(Excerpts from a transcription dataset)

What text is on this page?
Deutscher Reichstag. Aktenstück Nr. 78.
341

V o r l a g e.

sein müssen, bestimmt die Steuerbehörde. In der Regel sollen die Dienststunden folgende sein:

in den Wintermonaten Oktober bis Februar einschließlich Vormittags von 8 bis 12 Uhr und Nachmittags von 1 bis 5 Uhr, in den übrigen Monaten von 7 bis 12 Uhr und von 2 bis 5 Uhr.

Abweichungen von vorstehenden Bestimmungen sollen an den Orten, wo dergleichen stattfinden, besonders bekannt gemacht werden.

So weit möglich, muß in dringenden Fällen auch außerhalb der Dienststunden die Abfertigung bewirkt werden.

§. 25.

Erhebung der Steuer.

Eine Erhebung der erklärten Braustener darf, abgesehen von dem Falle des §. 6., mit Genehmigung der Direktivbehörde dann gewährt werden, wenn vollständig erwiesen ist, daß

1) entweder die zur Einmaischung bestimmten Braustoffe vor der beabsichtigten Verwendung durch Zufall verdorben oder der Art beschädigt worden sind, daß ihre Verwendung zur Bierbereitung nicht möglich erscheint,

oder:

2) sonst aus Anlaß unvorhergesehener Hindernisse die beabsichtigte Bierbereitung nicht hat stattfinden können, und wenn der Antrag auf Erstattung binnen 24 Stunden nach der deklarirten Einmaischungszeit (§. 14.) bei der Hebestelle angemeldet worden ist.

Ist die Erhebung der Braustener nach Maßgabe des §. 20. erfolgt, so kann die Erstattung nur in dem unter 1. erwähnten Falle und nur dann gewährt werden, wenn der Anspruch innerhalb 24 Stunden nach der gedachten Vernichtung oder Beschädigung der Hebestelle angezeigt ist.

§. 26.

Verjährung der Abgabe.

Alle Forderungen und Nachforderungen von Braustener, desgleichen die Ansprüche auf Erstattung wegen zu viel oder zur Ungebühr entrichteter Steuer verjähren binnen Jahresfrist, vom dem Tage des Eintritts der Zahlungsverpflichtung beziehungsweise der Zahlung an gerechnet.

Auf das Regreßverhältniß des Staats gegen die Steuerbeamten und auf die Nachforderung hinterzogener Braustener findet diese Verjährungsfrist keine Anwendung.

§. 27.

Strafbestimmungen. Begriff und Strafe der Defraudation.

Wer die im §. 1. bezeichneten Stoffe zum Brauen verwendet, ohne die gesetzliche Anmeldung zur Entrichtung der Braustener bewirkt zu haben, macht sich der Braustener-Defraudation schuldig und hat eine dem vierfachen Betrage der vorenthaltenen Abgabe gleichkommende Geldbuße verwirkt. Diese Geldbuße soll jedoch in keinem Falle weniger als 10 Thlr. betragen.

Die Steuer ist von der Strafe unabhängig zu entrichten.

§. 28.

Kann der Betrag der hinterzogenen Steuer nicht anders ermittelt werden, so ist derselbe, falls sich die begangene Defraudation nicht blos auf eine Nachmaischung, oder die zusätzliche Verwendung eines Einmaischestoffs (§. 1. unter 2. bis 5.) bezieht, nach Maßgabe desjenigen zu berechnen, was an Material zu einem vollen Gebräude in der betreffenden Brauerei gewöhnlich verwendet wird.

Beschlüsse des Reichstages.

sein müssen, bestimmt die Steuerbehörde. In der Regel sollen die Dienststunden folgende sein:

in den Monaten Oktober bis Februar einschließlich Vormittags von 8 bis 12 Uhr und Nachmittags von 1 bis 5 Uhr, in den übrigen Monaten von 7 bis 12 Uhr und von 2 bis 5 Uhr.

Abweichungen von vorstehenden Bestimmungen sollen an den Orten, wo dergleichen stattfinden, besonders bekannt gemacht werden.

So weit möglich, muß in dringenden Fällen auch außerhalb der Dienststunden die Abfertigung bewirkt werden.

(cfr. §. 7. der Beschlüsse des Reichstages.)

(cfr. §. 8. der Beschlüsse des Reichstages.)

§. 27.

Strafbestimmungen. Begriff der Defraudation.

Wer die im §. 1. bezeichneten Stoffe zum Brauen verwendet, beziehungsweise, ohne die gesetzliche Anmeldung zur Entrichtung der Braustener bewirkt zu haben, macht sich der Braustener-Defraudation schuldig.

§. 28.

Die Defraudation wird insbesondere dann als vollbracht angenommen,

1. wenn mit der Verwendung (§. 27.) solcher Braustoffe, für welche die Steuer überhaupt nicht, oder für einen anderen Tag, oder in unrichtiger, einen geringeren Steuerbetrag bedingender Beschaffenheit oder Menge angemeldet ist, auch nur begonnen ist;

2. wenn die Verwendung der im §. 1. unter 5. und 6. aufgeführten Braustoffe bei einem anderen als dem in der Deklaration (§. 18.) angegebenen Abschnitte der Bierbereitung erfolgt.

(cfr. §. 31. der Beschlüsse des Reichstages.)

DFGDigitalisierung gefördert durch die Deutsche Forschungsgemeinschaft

_TASK REQUIREMENTS_. Output every line above so that it reads exactly as before.

_WRITTEN RESPONSE_.
What text is on this page?
Deutscher Reichstag. Aktenstück Nr. 78.
341

V o r l a g e.

sein müssen, bestimmt die Steuerbehörde. In der Regel sollen die Dienststunden folgende sein:

in den Wintermonaten Oktober bis Februar einschließlich Vormittags von 8 bis 12 Uhr und Nachmittags von 1 bis 5 Uhr, in den übrigen Monaten von 7 bis 12 Uhr und von 2 bis 5 Uhr.

Abweichungen von vorstehenden Bestimmungen sollen an den Orten, wo dergleichen stattfinden, besonders bekannt gemacht werden.

So weit möglich, muß in dringenden Fällen auch außerhalb der Dienststunden die Abfertigung bewirkt werden.

§. 25.

Erhebung der Steuer.

Eine Erhebung der erklärten Braustener darf, abgesehen von dem Falle des §. 6., mit Genehmigung der Direktivbehörde dann gewährt werden, wenn vollständig erwiesen ist, daß

1) entweder die zur Einmaischung bestimmten Braustoffe vor der beabsichtigten Verwendung durch Zufall verdorben oder der Art beschädigt worden sind, daß ihre Verwendung zur Bierbereitung nicht möglich erscheint,

oder:

2) sonst aus Anlaß unvorhergesehener Hindernisse die beabsichtigte Bierbereitung nicht hat stattfinden können, und wenn der Antrag auf Erstattung binnen 24 Stunden nach der deklarirten Einmaischungszeit (§. 14.) bei der Hebestelle angemeldet worden ist.

Ist die Erhebung der Braustener nach Maßgabe des §. 20. erfolgt, so kann die Erstattung nur in dem unter 1. erwähnten Falle und nur dann gewährt werden, wenn der Anspruch innerhalb 24 Stunden nach der gedachten Vernichtung oder Beschädigung der Hebestelle angezeigt ist.

§. 26.

Verjährung der Abgabe.

Alle Forderungen und Nachforderungen von Braustener, desgleichen die Ansprüche auf Erstattung wegen zu viel oder zur Ungebühr entrichteter Steuer verjähren binnen Jahresfrist, vom dem Tage des Eintritts der Zahlungsverpflichtung beziehungsweise der Zahlung an gerechnet.

Auf das Regreßverhältniß des Staats gegen die Steuerbeamten und auf die Nachforderung hinterzogener Braustener findet diese Verjährungsfrist keine Anwendung.

§. 27.

Strafbestimmungen. Begriff und Strafe der Defraudation.

Wer die im §. 1. bezeichneten Stoffe zum Brauen verwendet, ohne die gesetzliche Anmeldung zur Entrichtung der Braustener bewirkt zu haben, macht sich der Braustener-Defraudation schuldig und hat eine dem vierfachen Betrage der vorenthaltenen Abgabe gleichkommende Geldbuße verwirkt. Diese Geldbuße soll jedoch in keinem Falle weniger als 10 Thlr. betragen.

Die Steuer ist von der Strafe unabhängig zu entrichten.

§. 28.

Kann der Betrag der hinterzogenen Steuer nicht anders ermittelt werden, so ist derselbe, falls sich die begangene Defraudation nicht blos auf eine Nachmaischung, oder die zusätzliche Verwendung eines Einmaischestoffs (§. 1. unter 2. bis 5.) bezieht, nach Maßgabe desjenigen zu berechnen, was an Material zu einem vollen Gebräude in der betreffenden Brauerei gewöhnlich verwendet wird.

Beschlüsse des Reichstages.

sein müssen, bestimmt die Steuerbehörde. In der Regel sollen die Dienststunden folgende sein:

in den Monaten Oktober bis Februar einschließlich Vormittags von 8 bis 12 Uhr und Nachmittags von 1 bis 5 Uhr, in den übrigen Monaten von 7 bis 12 Uhr und von 2 bis 5 Uhr.

Abweichungen von vorstehenden Bestimmungen sollen an den Orten, wo dergleichen stattfinden, besonders bekannt gemacht werden.

So weit möglich, muß in dringenden Fällen auch außerhalb der Dienststunden die Abfertigung bewirkt werden.

(cfr. §. 7. der Beschlüsse des Reichstages.)

(cfr. §. 8. der Beschlüsse des Reichstages.)

§. 27.

Strafbestimmungen. Begriff der Defraudation.

Wer die im §. 1. bezeichneten Stoffe zum Brauen verwendet, beziehungsweise, ohne die gesetzliche Anmeldung zur Entrichtung der Braustener bewirkt zu haben, macht sich der Braustener-Defraudation schuldig.

§. 28.

Die Defraudation wird insbesondere dann als vollbracht angenommen,

1. wenn mit der Verwendung (§. 27.) solcher Braustoffe, für welche die Steuer überhaupt nicht, oder für einen anderen Tag, oder in unrichtiger, einen geringeren Steuerbetrag bedingender Beschaffenheit oder Menge angemeldet ist, auch nur begonnen ist;

2. wenn die Verwendung der im §. 1. unter 5. und 6. aufgeführten Braustoffe bei einem anderen als dem in der Deklaration (§. 18.) angegebenen Abschnitte der Bierbereitung erfolgt.

(cfr. §. 31. der Beschlüsse des Reichstages.)

DFGDigitalisierung gefördert durch die Deutsche Forschungsgemeinschaft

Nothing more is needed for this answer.